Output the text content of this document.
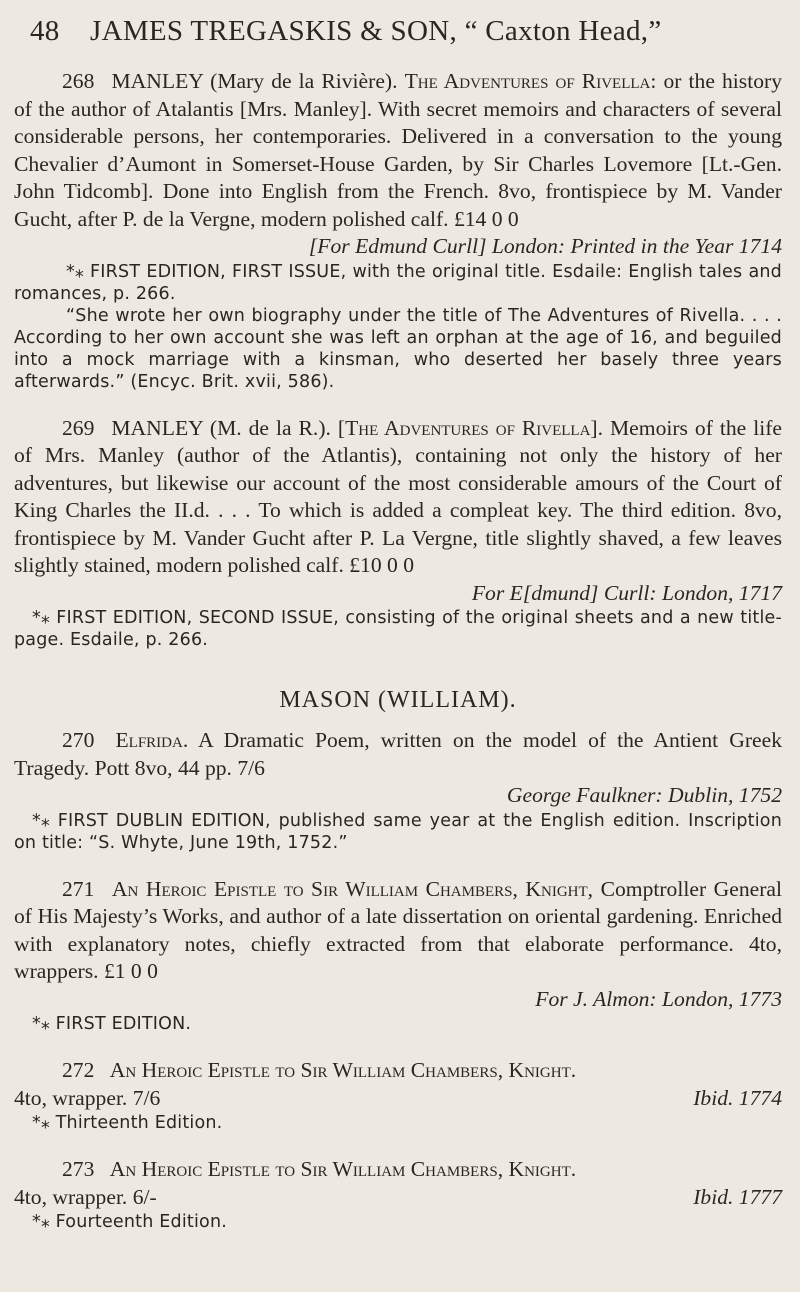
48	JAMES TREGASKIS & SON, “ Caxton Head,”

268 MANLEY (Mary de la Rivière). The Adventures of Rivella: or the history of the author of Atalantis [Mrs. Manley]. With secret memoirs and characters of several considerable persons, her contemporaries. Delivered in a conversation to the young Chevalier d’Aumont in Somerset-House Garden, by Sir Charles Lovemore [Lt.-Gen. John Tidcomb]. Done into English from the French. 8vo, frontispiece by M. Vander Gucht, after P. de la Vergne, modern polished calf. £14 0 0

[For Edmund Curll] London: Printed in the Year 1714

*⁎ FIRST EDITION, FIRST ISSUE, with the original title. Esdaile: English tales and romances, p. 266.

“She wrote her own biography under the title of The Adventures of Rivella. . . . According to her own account she was left an orphan at the age of 16, and beguiled into a mock marriage with a kinsman, who deserted her basely three years afterwards.” (Encyc. Brit. xvii, 586).

269 MANLEY (M. de la R.). [The Adventures of Rivella]. Memoirs of the life of Mrs. Manley (author of the Atlantis), containing not only the history of her adventures, but likewise our account of the most considerable amours of the Court of King Charles the II.d. . . . To which is added a compleat key. The third edition. 8vo, frontispiece by M. Vander Gucht after P. La Vergne, title slightly shaved, a few leaves slightly stained, modern polished calf. £10 0 0

For E[dmund] Curll: London, 1717

*⁎ FIRST EDITION, SECOND ISSUE, consisting of the original sheets and a new title-page. Esdaile, p. 266.

MASON (WILLIAM).

270 Elfrida. A Dramatic Poem, written on the model of the Antient Greek Tragedy. Pott 8vo, 44 pp. 7/6

George Faulkner: Dublin, 1752

*⁎ FIRST DUBLIN EDITION, published same year at the English edition. Inscription on title: “S. Whyte, June 19th, 1752.”

271 An Heroic Epistle to Sir William Chambers, Knight, Comptroller General of His Majesty’s Works, and author of a late dissertation on oriental gardening. Enriched with explanatory notes, chiefly extracted from that elaborate performance. 4to, wrappers. £1 0 0

For J. Almon: London, 1773

*⁎ FIRST EDITION.

272 An Heroic Epistle to Sir William Chambers, Knight.

4to, wrapper. 7/6	Ibid. 1774

*⁎ Thirteenth Edition.

273 An Heroic Epistle to Sir William Chambers, Knight.

4to, wrapper. 6/-	Ibid. 1777

*⁎ Fourteenth Edition.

┄┄┄┄┄┄

Stated exercise
Tally every line of the data that holds the word "ISSUE" and write the count alone.

Reply to the exercise
2